PROBLEM REQUIREMENTS
Produce an exact copy of all the data below, dropping every image.

[Dataset excerpt]
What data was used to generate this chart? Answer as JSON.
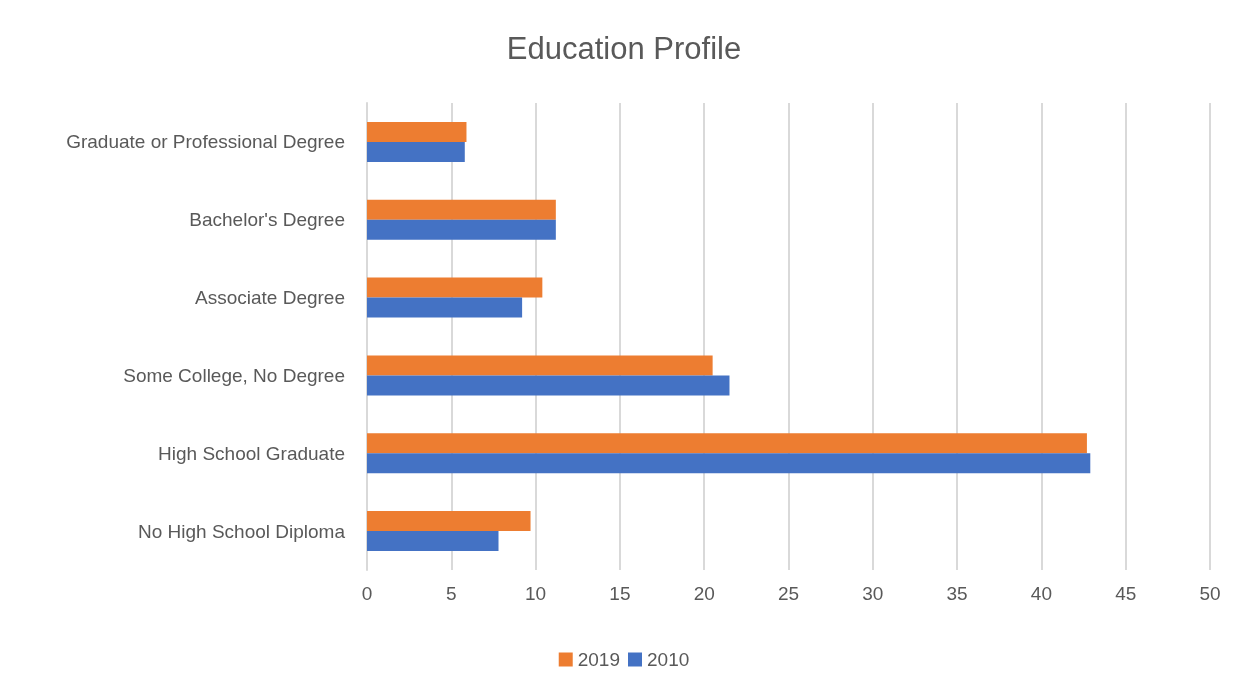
{
  "chart_data": {
    "type": "bar",
    "title": "Education Profile",
    "orientation": "horizontal",
    "categories": [
      "Graduate or Professional Degree",
      "Bachelor's Degree",
      "Associate Degree",
      "Some College, No Degree",
      "High School Graduate",
      "No High School Diploma"
    ],
    "series": [
      {
        "name": "2019",
        "color": "#ed7d31",
        "values": [
          5.9,
          11.2,
          10.4,
          20.5,
          42.7,
          9.7
        ]
      },
      {
        "name": "2010",
        "color": "#4472c4",
        "values": [
          5.8,
          11.2,
          9.2,
          21.5,
          42.9,
          7.8
        ]
      }
    ],
    "xlim": [
      0,
      50
    ],
    "xticks": [
      0,
      5,
      10,
      15,
      20,
      25,
      30,
      35,
      40,
      45,
      50
    ],
    "grid": "x",
    "legend": "bottom"
  }
}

RESPONSE FOR THIS EXERCISE
What data was used to generate this chart? Answer as JSON.
{
  "chart_data": {
    "type": "bar",
    "title": "Education Profile",
    "orientation": "horizontal",
    "categories": [
      "Graduate or Professional Degree",
      "Bachelor's Degree",
      "Associate Degree",
      "Some College, No Degree",
      "High School Graduate",
      "No High School Diploma"
    ],
    "series": [
      {
        "name": "2019",
        "color": "#ed7d31",
        "values": [
          5.9,
          11.2,
          10.4,
          20.5,
          42.7,
          9.7
        ]
      },
      {
        "name": "2010",
        "color": "#4472c4",
        "values": [
          5.8,
          11.2,
          9.2,
          21.5,
          42.9,
          7.8
        ]
      }
    ],
    "xlim": [
      0,
      50
    ],
    "xticks": [
      0,
      5,
      10,
      15,
      20,
      25,
      30,
      35,
      40,
      45,
      50
    ],
    "grid": "x",
    "legend": "bottom"
  }
}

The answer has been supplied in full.